Given problem: Extract all lines that hold "Read" from the records below.

———

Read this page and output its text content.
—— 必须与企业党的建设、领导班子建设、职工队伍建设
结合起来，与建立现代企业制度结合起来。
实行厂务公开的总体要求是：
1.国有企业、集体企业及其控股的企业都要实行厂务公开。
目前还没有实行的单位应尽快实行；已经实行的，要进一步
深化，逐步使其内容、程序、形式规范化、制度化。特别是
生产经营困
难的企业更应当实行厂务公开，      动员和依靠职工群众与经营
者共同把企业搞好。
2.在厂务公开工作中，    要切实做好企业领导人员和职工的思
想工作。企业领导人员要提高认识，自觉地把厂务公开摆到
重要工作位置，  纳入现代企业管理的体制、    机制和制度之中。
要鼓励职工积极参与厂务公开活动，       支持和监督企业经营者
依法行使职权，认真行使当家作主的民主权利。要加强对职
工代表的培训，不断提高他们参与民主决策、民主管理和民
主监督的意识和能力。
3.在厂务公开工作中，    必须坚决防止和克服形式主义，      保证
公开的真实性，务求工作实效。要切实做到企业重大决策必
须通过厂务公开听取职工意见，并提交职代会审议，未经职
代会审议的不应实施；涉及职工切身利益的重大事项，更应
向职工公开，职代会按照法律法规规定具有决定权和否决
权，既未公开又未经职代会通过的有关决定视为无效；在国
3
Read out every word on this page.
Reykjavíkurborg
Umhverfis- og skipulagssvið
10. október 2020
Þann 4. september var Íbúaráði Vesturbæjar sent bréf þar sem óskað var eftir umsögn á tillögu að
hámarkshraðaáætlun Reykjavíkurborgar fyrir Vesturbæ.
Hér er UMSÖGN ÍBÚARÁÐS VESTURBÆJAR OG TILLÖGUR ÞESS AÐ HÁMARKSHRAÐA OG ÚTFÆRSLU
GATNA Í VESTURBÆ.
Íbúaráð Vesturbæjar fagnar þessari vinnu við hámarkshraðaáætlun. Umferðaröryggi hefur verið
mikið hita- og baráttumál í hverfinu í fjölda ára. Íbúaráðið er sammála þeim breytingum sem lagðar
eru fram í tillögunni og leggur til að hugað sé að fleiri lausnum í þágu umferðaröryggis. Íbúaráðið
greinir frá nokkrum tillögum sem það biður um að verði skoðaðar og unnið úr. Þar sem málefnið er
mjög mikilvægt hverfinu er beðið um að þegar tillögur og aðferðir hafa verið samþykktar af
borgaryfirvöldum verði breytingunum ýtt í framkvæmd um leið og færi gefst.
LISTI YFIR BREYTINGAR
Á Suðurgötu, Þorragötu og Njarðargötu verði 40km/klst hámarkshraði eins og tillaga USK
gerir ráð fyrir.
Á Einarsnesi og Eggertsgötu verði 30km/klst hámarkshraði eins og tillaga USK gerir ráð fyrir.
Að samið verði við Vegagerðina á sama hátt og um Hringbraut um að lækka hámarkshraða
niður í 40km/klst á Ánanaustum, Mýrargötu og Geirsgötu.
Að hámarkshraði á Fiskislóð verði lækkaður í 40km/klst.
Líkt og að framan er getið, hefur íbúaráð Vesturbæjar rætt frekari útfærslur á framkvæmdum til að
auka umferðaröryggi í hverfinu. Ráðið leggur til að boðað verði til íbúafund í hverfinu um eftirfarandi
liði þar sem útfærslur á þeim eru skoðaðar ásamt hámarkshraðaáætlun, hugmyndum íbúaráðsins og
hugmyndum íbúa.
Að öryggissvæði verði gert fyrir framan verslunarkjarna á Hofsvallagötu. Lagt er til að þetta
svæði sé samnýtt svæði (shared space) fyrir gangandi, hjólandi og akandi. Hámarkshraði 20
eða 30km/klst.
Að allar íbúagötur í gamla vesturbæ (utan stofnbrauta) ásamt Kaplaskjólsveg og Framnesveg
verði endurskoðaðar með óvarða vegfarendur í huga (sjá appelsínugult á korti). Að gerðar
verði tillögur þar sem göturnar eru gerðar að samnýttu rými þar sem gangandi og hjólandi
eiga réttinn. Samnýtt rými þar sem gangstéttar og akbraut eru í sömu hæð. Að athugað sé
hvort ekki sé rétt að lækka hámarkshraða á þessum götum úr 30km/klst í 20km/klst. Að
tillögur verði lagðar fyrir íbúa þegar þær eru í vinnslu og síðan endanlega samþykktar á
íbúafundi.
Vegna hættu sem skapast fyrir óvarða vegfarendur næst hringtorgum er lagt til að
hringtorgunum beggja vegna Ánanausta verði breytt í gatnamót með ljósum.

———

Exercise solution:
Read this page and output its text content.
Read out every word on this page.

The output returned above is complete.